**PROMPT:**
Locate the line that contains "Enumerate this screenshot's" in the data that follows. Copy it and every subsequent line to the end, exactly, excluding pictures.

**MATERIAL PROVIDED:**
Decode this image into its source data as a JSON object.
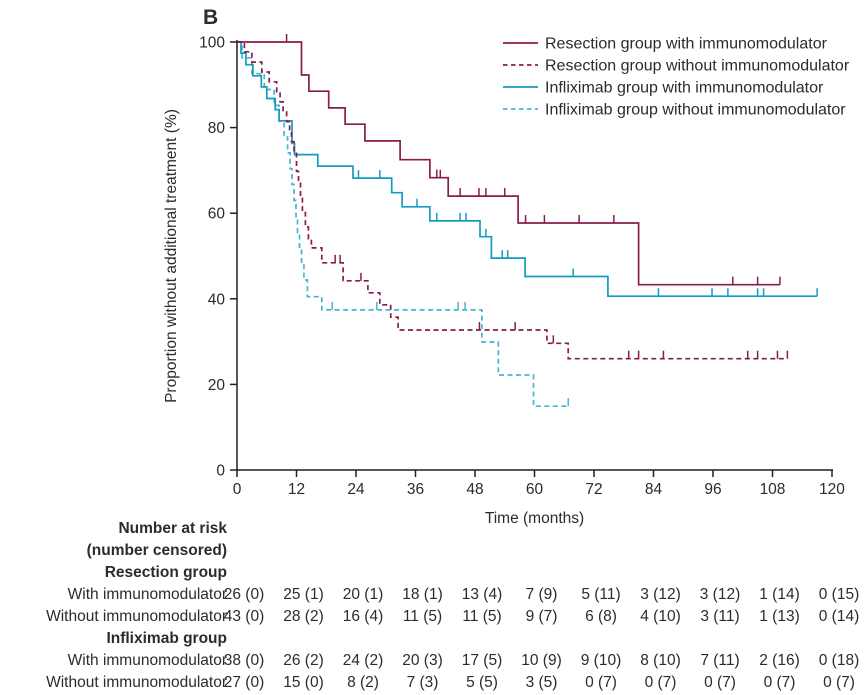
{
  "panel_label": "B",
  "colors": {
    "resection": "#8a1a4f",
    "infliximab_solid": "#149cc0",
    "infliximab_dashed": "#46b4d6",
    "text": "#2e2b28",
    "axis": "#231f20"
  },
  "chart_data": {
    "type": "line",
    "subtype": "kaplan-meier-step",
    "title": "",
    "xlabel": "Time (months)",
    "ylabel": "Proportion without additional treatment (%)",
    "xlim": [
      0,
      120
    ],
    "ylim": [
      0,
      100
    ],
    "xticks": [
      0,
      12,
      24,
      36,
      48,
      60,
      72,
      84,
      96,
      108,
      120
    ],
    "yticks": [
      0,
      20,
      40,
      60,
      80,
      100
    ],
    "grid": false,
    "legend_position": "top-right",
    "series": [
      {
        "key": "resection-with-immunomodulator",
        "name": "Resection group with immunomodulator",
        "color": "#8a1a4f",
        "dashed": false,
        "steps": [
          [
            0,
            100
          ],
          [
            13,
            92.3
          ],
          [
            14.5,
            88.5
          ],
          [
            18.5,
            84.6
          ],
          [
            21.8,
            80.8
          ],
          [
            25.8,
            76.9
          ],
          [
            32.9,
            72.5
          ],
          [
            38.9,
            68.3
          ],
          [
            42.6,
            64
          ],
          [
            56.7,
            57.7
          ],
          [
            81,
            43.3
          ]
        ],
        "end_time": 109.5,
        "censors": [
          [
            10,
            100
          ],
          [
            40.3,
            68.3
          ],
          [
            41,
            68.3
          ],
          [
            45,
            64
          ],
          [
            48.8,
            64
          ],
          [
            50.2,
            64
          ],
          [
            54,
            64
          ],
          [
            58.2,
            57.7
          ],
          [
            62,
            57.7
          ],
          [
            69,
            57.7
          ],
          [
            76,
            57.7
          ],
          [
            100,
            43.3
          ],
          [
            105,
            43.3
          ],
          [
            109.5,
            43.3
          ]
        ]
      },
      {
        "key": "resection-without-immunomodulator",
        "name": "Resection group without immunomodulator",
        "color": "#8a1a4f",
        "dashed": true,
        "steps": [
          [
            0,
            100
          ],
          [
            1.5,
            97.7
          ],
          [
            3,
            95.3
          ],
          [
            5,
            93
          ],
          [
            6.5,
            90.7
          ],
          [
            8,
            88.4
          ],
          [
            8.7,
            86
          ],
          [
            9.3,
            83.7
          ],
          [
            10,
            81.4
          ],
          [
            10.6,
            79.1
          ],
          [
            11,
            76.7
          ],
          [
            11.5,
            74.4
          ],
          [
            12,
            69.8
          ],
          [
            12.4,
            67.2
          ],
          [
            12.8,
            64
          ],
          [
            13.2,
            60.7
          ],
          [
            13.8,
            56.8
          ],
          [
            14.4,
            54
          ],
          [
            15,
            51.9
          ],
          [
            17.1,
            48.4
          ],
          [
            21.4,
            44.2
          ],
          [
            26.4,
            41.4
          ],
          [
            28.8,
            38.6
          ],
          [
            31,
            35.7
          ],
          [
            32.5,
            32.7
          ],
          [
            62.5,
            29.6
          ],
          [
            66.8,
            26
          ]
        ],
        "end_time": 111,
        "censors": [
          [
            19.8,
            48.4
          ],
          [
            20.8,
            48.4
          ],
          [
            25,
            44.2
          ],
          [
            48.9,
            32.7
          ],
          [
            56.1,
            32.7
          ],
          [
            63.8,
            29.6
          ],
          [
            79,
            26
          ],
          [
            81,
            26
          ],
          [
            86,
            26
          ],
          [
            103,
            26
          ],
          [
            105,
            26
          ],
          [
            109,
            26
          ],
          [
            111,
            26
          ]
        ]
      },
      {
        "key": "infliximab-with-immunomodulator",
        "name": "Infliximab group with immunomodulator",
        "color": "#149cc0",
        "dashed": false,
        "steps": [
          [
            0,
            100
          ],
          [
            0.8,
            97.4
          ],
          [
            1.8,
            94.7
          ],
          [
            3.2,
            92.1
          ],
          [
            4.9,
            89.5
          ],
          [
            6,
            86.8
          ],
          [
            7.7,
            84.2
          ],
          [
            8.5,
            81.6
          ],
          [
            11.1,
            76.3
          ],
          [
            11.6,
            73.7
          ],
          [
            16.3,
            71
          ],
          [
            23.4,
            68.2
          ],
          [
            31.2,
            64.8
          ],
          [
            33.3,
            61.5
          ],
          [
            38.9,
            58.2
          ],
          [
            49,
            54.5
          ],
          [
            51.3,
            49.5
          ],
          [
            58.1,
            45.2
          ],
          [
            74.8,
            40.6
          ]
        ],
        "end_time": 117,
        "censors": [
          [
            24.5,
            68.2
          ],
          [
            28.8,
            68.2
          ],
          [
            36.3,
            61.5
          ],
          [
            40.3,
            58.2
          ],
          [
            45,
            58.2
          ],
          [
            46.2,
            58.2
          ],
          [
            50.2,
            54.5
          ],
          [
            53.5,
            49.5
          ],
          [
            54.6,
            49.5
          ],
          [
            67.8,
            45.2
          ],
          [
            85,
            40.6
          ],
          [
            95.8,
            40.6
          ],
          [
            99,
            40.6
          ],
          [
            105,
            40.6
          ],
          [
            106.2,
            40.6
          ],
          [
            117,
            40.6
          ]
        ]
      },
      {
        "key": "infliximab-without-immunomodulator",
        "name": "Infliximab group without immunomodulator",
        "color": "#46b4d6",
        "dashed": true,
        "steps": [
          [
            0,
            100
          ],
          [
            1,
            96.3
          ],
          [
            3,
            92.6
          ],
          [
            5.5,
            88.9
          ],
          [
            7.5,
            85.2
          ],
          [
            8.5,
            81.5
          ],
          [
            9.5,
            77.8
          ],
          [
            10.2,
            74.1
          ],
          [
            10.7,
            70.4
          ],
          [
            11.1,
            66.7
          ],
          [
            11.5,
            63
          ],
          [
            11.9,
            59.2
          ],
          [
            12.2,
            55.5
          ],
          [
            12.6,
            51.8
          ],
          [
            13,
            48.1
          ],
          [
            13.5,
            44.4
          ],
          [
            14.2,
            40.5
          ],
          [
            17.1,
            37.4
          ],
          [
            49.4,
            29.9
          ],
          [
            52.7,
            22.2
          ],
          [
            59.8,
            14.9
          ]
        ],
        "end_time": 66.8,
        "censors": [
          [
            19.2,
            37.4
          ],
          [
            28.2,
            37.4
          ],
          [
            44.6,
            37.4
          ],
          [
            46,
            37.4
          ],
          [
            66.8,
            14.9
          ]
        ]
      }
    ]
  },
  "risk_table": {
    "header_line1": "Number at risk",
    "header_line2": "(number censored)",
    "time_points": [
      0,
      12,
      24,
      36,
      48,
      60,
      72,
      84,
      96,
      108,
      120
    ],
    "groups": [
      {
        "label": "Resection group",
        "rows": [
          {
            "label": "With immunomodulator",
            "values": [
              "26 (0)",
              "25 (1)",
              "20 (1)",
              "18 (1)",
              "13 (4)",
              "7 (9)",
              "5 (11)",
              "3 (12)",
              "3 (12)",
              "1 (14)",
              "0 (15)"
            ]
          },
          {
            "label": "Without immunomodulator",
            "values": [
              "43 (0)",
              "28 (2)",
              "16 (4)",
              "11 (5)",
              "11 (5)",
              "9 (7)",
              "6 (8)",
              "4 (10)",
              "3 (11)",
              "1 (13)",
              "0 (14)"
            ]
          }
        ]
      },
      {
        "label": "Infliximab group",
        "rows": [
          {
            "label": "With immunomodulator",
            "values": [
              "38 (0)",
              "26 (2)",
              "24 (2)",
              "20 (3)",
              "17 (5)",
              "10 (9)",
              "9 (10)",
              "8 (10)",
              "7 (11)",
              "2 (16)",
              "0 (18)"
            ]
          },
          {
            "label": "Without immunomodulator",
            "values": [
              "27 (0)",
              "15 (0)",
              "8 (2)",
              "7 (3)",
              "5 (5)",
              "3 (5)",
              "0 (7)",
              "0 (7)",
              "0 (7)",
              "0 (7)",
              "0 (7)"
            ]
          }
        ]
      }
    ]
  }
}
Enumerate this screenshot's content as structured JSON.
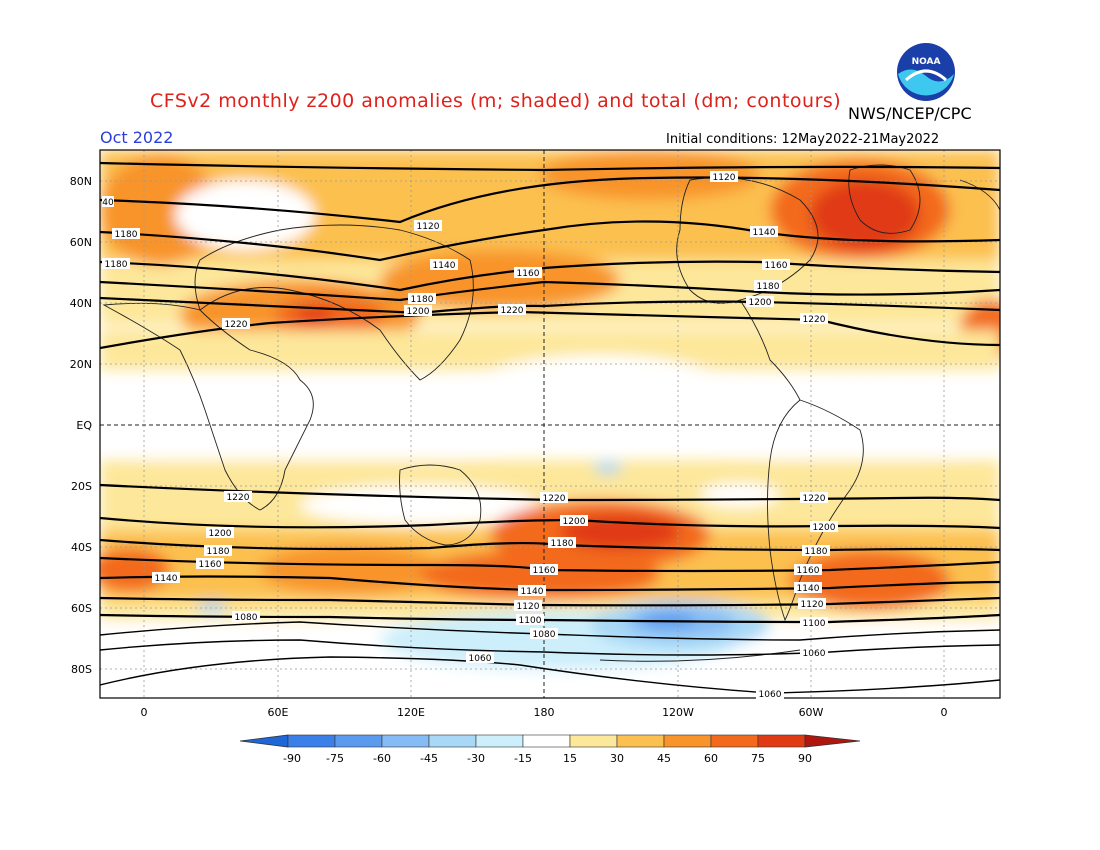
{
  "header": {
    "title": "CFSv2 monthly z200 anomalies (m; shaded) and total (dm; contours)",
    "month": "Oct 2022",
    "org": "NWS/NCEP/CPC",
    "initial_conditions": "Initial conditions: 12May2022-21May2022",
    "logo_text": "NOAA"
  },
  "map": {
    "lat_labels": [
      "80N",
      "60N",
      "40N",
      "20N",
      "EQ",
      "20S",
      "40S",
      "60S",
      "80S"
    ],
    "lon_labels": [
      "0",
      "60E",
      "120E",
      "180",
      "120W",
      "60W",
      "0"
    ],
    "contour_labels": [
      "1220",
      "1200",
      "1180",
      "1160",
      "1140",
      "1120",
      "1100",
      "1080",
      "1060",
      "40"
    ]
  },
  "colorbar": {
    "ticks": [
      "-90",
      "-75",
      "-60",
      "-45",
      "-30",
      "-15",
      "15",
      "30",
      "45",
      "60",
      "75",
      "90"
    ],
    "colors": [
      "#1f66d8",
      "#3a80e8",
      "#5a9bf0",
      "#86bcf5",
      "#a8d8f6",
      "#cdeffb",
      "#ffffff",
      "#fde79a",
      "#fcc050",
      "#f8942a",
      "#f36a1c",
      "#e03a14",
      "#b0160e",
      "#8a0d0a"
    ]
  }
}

**ANSWER TO THE PROBLEM:**
Enumerate this screenshot's content as structured JSON.
{
  "header": {
    "title": "CFSv2 monthly z200 anomalies (m; shaded) and total (dm; contours)",
    "month": "Oct 2022",
    "org": "NWS/NCEP/CPC",
    "initial_conditions": "Initial conditions: 12May2022-21May2022",
    "logo_text": "NOAA"
  },
  "map": {
    "lat_labels": [
      "80N",
      "60N",
      "40N",
      "20N",
      "EQ",
      "20S",
      "40S",
      "60S",
      "80S"
    ],
    "lon_labels": [
      "0",
      "60E",
      "120E",
      "180",
      "120W",
      "60W",
      "0"
    ],
    "contour_labels": [
      "1220",
      "1200",
      "1180",
      "1160",
      "1140",
      "1120",
      "1100",
      "1080",
      "1060",
      "40"
    ]
  },
  "colorbar": {
    "ticks": [
      "-90",
      "-75",
      "-60",
      "-45",
      "-30",
      "-15",
      "15",
      "30",
      "45",
      "60",
      "75",
      "90"
    ],
    "colors": [
      "#1f66d8",
      "#3a80e8",
      "#5a9bf0",
      "#86bcf5",
      "#a8d8f6",
      "#cdeffb",
      "#ffffff",
      "#fde79a",
      "#fcc050",
      "#f8942a",
      "#f36a1c",
      "#e03a14",
      "#b0160e",
      "#8a0d0a"
    ]
  }
}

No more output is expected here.